# TASK PROMPT:
Retype the data that follows line by line, exactly, and leave its pictures out.

* start RECORD LIST *

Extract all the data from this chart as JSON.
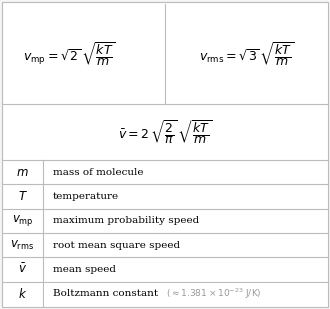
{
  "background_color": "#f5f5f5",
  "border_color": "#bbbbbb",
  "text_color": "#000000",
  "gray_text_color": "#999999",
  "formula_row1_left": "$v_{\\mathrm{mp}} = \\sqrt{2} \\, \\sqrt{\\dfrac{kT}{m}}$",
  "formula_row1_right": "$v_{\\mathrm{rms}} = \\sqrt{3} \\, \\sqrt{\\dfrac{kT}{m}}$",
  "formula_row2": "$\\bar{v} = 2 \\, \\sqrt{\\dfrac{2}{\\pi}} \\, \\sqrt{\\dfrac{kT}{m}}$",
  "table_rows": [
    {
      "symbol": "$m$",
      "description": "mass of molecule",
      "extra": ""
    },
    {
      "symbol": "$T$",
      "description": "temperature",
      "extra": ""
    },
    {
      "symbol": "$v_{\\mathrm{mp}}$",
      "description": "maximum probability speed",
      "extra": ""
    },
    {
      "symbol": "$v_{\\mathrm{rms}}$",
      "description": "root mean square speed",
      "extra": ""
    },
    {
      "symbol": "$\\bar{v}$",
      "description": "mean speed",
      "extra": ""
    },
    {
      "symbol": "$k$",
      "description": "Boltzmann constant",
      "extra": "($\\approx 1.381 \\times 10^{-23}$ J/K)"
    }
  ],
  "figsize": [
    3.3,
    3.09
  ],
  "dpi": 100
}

* end RECORD LIST *

# RIGHT ANSWER:
Extract all the data from this chart as JSON.
{
  "background_color": "#f5f5f5",
  "border_color": "#bbbbbb",
  "text_color": "#000000",
  "gray_text_color": "#999999",
  "formula_row1_left": "$v_{\\mathrm{mp}} = \\sqrt{2} \\, \\sqrt{\\dfrac{kT}{m}}$",
  "formula_row1_right": "$v_{\\mathrm{rms}} = \\sqrt{3} \\, \\sqrt{\\dfrac{kT}{m}}$",
  "formula_row2": "$\\bar{v} = 2 \\, \\sqrt{\\dfrac{2}{\\pi}} \\, \\sqrt{\\dfrac{kT}{m}}$",
  "table_rows": [
    {
      "symbol": "$m$",
      "description": "mass of molecule",
      "extra": ""
    },
    {
      "symbol": "$T$",
      "description": "temperature",
      "extra": ""
    },
    {
      "symbol": "$v_{\\mathrm{mp}}$",
      "description": "maximum probability speed",
      "extra": ""
    },
    {
      "symbol": "$v_{\\mathrm{rms}}$",
      "description": "root mean square speed",
      "extra": ""
    },
    {
      "symbol": "$\\bar{v}$",
      "description": "mean speed",
      "extra": ""
    },
    {
      "symbol": "$k$",
      "description": "Boltzmann constant",
      "extra": "($\\approx 1.381 \\times 10^{-23}$ J/K)"
    }
  ],
  "figsize": [
    3.3,
    3.09
  ],
  "dpi": 100
}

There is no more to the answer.